Direction ::
Assemble all lines in which the string "пространства" appears.

--- Start of Supplied data ---

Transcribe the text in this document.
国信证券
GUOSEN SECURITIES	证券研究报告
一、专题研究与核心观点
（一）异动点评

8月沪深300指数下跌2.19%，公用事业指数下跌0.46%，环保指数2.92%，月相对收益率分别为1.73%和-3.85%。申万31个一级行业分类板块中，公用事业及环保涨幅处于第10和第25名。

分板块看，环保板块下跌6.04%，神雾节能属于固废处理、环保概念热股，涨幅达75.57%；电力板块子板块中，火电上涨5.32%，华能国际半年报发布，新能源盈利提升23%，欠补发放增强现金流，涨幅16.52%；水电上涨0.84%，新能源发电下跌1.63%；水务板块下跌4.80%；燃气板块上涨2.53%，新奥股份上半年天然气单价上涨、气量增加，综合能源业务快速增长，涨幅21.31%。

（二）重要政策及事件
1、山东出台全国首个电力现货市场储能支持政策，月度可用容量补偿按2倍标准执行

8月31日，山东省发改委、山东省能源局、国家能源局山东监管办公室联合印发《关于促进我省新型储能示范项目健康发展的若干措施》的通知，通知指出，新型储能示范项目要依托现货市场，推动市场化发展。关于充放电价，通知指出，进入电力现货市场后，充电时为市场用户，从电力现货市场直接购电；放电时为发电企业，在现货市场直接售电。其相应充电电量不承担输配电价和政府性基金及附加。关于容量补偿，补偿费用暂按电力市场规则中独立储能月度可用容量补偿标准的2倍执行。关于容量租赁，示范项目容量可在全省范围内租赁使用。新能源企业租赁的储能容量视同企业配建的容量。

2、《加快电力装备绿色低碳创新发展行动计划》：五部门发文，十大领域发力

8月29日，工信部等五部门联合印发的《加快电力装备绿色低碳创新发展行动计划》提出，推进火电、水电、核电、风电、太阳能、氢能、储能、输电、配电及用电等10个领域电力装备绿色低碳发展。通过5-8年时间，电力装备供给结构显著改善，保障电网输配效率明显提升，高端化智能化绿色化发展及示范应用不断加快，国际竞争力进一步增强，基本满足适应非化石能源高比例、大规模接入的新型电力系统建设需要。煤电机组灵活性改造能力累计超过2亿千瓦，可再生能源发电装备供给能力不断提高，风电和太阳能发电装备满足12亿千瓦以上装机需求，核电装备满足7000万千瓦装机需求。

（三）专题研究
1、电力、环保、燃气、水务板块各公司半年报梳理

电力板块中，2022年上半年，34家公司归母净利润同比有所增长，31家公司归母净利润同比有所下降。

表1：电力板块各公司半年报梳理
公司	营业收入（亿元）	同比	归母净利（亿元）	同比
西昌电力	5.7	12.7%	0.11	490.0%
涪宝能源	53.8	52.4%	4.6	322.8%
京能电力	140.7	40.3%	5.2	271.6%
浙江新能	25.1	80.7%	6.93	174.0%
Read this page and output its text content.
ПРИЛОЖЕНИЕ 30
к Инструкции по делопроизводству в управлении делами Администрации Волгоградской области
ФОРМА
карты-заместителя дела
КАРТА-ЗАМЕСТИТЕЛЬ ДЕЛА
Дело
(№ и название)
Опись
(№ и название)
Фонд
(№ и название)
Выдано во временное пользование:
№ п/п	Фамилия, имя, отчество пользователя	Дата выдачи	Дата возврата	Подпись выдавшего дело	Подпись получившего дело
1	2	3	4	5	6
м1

--- End of Supplied data ---
--- Start of Supplied data ---

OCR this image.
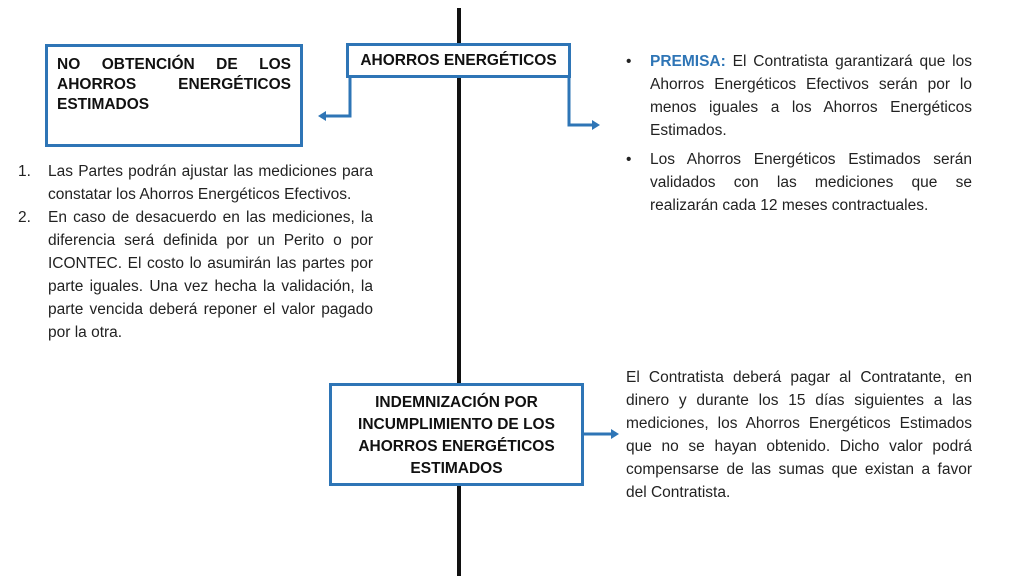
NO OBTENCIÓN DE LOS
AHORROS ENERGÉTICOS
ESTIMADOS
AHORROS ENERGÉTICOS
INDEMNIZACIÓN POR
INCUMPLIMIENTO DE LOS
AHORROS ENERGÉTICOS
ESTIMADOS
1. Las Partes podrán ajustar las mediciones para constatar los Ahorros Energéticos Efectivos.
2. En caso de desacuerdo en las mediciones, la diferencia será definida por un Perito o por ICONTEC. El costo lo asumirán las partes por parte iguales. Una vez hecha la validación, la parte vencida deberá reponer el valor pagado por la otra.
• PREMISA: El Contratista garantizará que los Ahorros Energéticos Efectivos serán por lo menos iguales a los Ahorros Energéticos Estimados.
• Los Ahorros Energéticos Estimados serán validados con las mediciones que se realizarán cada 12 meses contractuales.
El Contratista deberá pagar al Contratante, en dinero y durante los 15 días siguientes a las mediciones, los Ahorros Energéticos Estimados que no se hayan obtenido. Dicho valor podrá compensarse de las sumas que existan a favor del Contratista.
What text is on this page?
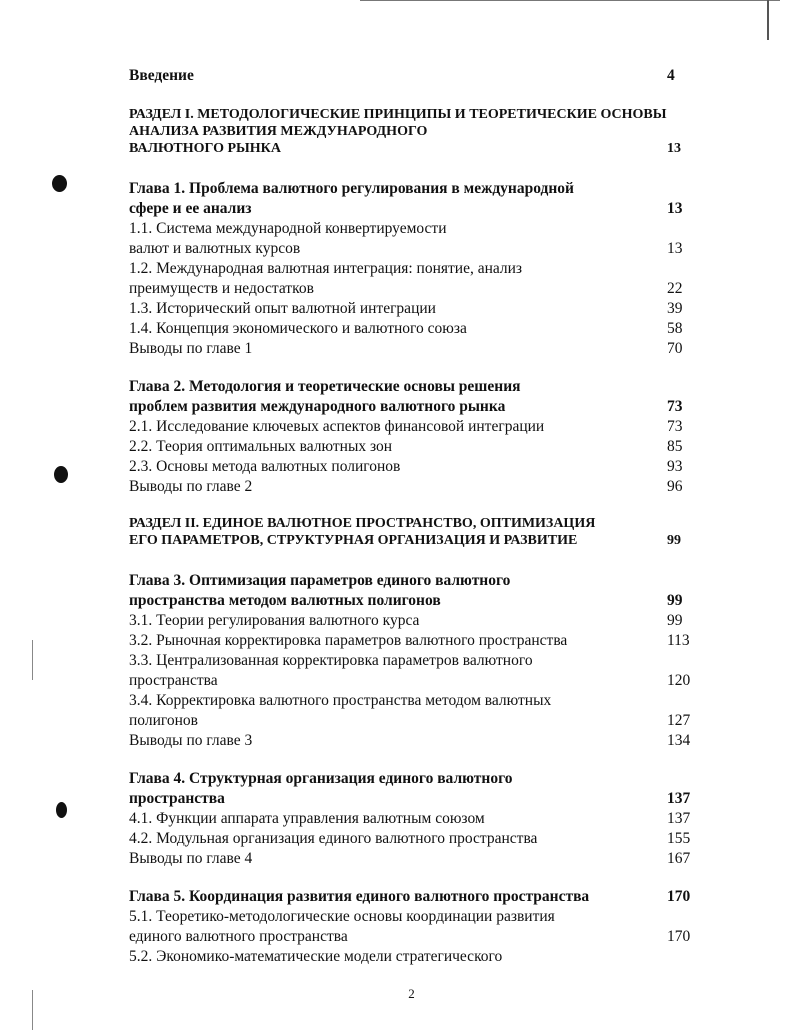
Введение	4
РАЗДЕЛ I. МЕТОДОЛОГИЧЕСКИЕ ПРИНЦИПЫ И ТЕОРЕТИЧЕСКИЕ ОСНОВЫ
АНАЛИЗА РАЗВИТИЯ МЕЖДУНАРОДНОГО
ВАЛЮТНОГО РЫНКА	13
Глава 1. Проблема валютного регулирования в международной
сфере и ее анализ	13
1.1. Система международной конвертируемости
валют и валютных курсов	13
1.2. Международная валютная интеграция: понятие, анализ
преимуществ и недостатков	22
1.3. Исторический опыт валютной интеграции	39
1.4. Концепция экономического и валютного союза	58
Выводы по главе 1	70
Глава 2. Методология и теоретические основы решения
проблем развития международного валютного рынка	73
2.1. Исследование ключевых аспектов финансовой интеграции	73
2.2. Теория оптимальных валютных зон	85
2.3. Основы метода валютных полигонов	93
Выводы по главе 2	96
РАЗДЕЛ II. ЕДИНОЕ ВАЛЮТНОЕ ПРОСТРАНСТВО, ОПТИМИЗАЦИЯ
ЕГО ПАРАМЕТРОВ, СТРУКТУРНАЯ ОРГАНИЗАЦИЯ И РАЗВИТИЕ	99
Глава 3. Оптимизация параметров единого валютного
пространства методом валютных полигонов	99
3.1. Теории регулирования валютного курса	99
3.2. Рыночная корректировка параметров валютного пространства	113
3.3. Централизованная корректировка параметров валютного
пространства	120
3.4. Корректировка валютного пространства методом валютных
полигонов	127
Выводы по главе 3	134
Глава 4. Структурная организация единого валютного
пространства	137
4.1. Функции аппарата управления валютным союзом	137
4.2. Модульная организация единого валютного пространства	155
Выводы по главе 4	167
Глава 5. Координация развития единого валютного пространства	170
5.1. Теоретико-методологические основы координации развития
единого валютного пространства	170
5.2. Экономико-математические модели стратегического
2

--- End of Supplied data ---

Worked answer ::
пространства методом валютных полигонов	99
3.2. Рыночная корректировка параметров валютного пространства	113
пространства	120
3.4. Корректировка валютного пространства методом валютных
пространства	137
4.2. Модульная организация единого валютного пространства	155
Глава 5. Координация развития единого валютного пространства	170
единого валютного пространства	170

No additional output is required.